= Problem description =
Below are some records. Pull every line that contains the word "Стерилизация".
━━━ Record list
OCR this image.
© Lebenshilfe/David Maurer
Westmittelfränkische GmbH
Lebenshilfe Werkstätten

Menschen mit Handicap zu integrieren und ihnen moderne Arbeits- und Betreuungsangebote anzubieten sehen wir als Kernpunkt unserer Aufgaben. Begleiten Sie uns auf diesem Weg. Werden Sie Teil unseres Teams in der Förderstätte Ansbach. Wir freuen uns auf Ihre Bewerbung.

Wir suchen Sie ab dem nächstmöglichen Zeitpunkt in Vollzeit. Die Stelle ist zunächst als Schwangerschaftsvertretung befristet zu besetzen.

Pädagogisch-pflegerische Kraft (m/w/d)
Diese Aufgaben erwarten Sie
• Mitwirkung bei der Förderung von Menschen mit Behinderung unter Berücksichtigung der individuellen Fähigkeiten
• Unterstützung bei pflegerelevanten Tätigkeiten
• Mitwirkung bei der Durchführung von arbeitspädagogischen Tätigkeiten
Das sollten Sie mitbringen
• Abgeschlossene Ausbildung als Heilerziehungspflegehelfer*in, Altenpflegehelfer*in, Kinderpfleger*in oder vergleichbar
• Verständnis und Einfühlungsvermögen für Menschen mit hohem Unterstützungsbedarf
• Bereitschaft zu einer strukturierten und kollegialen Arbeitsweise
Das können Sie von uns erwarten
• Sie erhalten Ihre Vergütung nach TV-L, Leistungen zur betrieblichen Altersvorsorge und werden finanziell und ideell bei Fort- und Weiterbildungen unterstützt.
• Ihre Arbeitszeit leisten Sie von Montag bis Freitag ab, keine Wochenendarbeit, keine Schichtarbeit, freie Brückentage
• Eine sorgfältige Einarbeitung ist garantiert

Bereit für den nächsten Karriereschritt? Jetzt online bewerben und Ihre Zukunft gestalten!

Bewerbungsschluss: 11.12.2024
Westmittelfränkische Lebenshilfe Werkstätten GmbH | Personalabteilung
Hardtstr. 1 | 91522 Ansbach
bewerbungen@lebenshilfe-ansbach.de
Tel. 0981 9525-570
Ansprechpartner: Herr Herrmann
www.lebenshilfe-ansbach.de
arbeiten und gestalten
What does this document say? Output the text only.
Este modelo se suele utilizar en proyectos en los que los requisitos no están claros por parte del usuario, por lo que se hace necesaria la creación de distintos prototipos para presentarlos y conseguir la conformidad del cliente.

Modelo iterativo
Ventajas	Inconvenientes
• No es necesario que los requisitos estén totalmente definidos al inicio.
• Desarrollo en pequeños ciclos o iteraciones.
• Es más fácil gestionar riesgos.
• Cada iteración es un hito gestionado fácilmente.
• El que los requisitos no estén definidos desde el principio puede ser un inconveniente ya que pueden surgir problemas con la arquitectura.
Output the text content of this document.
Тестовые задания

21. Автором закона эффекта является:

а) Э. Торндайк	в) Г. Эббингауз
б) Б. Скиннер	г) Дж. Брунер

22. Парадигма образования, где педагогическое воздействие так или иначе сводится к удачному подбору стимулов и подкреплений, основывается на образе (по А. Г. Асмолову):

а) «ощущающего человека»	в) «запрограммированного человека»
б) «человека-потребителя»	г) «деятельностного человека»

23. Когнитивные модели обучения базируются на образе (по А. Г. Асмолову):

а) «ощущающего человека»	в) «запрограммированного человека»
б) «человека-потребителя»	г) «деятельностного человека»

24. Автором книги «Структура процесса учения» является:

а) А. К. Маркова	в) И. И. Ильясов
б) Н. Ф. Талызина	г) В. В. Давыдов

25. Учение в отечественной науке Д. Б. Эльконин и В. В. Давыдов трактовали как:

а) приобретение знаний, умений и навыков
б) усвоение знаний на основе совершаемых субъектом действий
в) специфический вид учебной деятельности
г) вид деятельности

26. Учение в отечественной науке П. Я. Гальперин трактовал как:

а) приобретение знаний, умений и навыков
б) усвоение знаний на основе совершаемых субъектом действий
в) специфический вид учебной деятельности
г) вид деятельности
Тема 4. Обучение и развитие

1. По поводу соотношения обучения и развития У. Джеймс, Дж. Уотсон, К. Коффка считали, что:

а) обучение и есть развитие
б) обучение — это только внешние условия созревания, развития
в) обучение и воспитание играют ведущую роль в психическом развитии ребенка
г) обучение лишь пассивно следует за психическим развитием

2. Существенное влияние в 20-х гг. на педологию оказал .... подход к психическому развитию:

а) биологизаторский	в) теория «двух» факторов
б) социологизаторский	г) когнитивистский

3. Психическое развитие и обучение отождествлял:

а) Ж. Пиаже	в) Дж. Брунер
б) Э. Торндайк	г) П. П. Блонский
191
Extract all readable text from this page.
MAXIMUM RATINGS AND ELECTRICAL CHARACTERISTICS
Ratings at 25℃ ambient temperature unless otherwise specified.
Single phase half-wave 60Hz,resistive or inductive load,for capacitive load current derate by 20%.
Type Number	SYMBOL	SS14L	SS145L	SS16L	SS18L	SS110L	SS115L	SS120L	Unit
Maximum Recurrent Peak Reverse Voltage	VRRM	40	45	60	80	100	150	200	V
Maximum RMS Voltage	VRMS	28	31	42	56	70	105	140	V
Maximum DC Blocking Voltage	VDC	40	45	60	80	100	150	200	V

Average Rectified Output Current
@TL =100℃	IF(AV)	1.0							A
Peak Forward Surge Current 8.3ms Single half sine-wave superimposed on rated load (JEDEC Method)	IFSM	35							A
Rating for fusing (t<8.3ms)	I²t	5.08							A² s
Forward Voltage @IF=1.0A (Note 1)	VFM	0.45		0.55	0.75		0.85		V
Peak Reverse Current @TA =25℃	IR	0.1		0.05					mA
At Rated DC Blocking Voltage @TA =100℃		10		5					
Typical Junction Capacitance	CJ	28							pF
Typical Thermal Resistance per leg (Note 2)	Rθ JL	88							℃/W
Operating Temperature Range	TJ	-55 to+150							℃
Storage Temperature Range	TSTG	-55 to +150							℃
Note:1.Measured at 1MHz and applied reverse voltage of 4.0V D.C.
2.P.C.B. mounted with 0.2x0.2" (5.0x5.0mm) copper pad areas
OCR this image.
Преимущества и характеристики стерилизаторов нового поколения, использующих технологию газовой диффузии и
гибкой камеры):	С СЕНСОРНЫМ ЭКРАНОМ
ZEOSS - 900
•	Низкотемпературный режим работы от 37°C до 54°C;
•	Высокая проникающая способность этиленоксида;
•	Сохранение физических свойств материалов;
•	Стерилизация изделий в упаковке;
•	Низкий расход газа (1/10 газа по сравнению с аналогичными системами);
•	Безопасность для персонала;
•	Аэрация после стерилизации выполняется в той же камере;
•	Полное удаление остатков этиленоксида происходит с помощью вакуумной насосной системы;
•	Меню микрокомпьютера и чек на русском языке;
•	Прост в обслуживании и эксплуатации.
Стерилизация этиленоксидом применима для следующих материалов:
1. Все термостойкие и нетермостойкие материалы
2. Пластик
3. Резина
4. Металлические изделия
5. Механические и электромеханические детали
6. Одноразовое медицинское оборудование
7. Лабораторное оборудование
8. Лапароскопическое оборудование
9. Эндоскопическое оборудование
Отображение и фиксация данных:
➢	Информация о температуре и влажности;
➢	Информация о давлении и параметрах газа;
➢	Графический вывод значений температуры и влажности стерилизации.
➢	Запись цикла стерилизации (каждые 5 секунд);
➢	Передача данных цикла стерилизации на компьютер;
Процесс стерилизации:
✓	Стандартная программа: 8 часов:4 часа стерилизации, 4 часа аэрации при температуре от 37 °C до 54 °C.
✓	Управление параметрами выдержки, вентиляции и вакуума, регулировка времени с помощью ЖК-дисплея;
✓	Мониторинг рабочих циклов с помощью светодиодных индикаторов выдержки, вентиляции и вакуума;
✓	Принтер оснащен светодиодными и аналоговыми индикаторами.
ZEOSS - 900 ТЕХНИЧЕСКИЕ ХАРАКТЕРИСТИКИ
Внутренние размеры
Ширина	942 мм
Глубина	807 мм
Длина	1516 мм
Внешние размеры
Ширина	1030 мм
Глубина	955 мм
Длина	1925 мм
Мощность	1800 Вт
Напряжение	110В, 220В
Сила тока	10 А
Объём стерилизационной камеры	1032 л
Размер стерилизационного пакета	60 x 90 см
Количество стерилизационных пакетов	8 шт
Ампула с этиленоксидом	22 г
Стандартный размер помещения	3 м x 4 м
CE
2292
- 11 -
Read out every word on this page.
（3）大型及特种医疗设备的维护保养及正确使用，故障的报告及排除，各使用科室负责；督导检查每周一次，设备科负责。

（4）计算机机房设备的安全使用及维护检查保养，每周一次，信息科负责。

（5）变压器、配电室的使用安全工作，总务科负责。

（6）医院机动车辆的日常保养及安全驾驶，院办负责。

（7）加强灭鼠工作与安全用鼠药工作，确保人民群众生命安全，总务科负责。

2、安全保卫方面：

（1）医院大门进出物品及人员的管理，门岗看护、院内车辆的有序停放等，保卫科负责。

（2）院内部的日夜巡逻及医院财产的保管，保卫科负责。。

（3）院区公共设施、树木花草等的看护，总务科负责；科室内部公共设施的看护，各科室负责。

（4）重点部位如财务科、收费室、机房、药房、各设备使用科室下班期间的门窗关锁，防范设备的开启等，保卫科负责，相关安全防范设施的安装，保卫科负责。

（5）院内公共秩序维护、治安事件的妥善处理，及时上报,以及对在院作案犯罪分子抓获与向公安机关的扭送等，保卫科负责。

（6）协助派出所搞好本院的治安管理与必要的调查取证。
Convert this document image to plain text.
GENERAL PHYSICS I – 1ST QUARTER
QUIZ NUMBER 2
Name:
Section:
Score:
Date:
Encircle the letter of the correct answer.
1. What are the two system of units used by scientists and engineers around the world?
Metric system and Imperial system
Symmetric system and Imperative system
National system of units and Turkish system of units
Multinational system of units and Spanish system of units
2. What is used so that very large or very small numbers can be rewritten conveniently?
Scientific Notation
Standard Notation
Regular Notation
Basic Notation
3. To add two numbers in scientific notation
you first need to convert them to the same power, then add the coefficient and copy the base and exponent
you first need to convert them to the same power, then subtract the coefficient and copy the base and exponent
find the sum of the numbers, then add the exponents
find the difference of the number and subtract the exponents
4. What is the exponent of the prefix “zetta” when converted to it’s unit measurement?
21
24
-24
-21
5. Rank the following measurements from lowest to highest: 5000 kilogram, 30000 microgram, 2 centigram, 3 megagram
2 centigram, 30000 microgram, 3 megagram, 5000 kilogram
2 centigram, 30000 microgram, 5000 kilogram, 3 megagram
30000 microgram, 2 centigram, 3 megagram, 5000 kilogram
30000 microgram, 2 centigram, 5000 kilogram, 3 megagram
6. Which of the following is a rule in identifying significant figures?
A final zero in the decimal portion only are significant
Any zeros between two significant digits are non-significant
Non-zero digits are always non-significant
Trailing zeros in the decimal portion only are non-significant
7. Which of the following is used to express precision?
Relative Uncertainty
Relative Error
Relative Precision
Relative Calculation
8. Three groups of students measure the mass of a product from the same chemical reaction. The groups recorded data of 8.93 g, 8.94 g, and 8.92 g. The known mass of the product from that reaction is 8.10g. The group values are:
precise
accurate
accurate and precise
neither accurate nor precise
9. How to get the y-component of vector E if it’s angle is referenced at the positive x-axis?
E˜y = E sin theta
━━━━━━
= Answer below =
•	Стерилизация изделий в упаковке;
Стерилизация этиленоксидом применима для следующих материалов:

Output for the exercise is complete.